> _What needs to be done_:
Every line of the material that follows must be printed again exactly.

> _Listed entries_:
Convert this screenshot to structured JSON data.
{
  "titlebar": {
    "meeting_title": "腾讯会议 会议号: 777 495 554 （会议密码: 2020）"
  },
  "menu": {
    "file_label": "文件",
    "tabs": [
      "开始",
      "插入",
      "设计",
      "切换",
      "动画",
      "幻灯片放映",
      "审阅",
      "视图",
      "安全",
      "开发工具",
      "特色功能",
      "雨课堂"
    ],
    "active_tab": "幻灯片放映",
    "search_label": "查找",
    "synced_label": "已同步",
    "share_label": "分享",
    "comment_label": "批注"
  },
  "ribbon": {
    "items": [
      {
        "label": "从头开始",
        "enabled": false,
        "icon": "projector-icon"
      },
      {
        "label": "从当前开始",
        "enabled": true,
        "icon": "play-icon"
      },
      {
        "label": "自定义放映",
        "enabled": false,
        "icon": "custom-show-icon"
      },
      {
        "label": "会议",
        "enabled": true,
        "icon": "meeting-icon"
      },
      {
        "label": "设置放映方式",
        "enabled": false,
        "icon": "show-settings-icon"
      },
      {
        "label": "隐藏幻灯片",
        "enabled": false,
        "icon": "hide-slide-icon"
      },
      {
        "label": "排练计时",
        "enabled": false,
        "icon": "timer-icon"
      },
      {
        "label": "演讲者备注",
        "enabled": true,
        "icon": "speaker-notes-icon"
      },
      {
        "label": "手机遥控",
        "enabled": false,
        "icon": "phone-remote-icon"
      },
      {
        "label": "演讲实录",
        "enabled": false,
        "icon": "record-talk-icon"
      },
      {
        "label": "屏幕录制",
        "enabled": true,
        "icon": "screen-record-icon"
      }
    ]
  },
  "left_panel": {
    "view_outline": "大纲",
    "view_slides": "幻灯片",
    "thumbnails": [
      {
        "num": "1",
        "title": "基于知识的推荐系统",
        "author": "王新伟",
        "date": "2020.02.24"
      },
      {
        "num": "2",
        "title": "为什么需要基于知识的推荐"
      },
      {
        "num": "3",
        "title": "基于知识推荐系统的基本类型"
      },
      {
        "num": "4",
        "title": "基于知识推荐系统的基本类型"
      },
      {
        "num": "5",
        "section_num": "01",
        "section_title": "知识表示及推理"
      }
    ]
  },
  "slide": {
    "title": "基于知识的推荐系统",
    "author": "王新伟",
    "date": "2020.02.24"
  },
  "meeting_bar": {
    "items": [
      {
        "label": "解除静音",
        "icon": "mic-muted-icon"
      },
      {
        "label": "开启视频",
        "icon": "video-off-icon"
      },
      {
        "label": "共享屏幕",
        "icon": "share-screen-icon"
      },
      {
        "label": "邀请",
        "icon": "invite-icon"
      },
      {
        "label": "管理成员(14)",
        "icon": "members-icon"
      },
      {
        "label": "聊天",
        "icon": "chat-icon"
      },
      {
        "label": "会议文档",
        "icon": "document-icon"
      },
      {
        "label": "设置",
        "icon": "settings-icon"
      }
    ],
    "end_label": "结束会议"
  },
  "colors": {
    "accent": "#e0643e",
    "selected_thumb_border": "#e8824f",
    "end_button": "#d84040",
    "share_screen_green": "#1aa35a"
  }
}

> _Result of the task_:
Convert this screenshot to structured JSON data.
{
  "titlebar": {
    "meeting_title": "腾讯会议 会议号: 777 495 554 （会议密码: 2020）"
  },
  "menu": {
    "file_label": "文件",
    "tabs": [
      "开始",
      "插入",
      "设计",
      "切换",
      "动画",
      "幻灯片放映",
      "审阅",
      "视图",
      "安全",
      "开发工具",
      "特色功能",
      "雨课堂"
    ],
    "active_tab": "幻灯片放映",
    "search_label": "查找",
    "synced_label": "已同步",
    "share_label": "分享",
    "comment_label": "批注"
  },
  "ribbon": {
    "items": [
      {
        "label": "从头开始",
        "enabled": false,
        "icon": "projector-icon"
      },
      {
        "label": "从当前开始",
        "enabled": true,
        "icon": "play-icon"
      },
      {
        "label": "自定义放映",
        "enabled": false,
        "icon": "custom-show-icon"
      },
      {
        "label": "会议",
        "enabled": true,
        "icon": "meeting-icon"
      },
      {
        "label": "设置放映方式",
        "enabled": false,
        "icon": "show-settings-icon"
      },
      {
        "label": "隐藏幻灯片",
        "enabled": false,
        "icon": "hide-slide-icon"
      },
      {
        "label": "排练计时",
        "enabled": false,
        "icon": "timer-icon"
      },
      {
        "label": "演讲者备注",
        "enabled": true,
        "icon": "speaker-notes-icon"
      },
      {
        "label": "手机遥控",
        "enabled": false,
        "icon": "phone-remote-icon"
      },
      {
        "label": "演讲实录",
        "enabled": false,
        "icon": "record-talk-icon"
      },
      {
        "label": "屏幕录制",
        "enabled": true,
        "icon": "screen-record-icon"
      }
    ]
  },
  "left_panel": {
    "view_outline": "大纲",
    "view_slides": "幻灯片",
    "thumbnails": [
      {
        "num": "1",
        "title": "基于知识的推荐系统",
        "author": "王新伟",
        "date": "2020.02.24"
      },
      {
        "num": "2",
        "title": "为什么需要基于知识的推荐"
      },
      {
        "num": "3",
        "title": "基于知识推荐系统的基本类型"
      },
      {
        "num": "4",
        "title": "基于知识推荐系统的基本类型"
      },
      {
        "num": "5",
        "section_num": "01",
        "section_title": "知识表示及推理"
      }
    ]
  },
  "slide": {
    "title": "基于知识的推荐系统",
    "author": "王新伟",
    "date": "2020.02.24"
  },
  "meeting_bar": {
    "items": [
      {
        "label": "解除静音",
        "icon": "mic-muted-icon"
      },
      {
        "label": "开启视频",
        "icon": "video-off-icon"
      },
      {
        "label": "共享屏幕",
        "icon": "share-screen-icon"
      },
      {
        "label": "邀请",
        "icon": "invite-icon"
      },
      {
        "label": "管理成员(14)",
        "icon": "members-icon"
      },
      {
        "label": "聊天",
        "icon": "chat-icon"
      },
      {
        "label": "会议文档",
        "icon": "document-icon"
      },
      {
        "label": "设置",
        "icon": "settings-icon"
      }
    ],
    "end_label": "结束会议"
  },
  "colors": {
    "accent": "#e0643e",
    "selected_thumb_border": "#e8824f",
    "end_button": "#d84040",
    "share_screen_green": "#1aa35a"
  }
}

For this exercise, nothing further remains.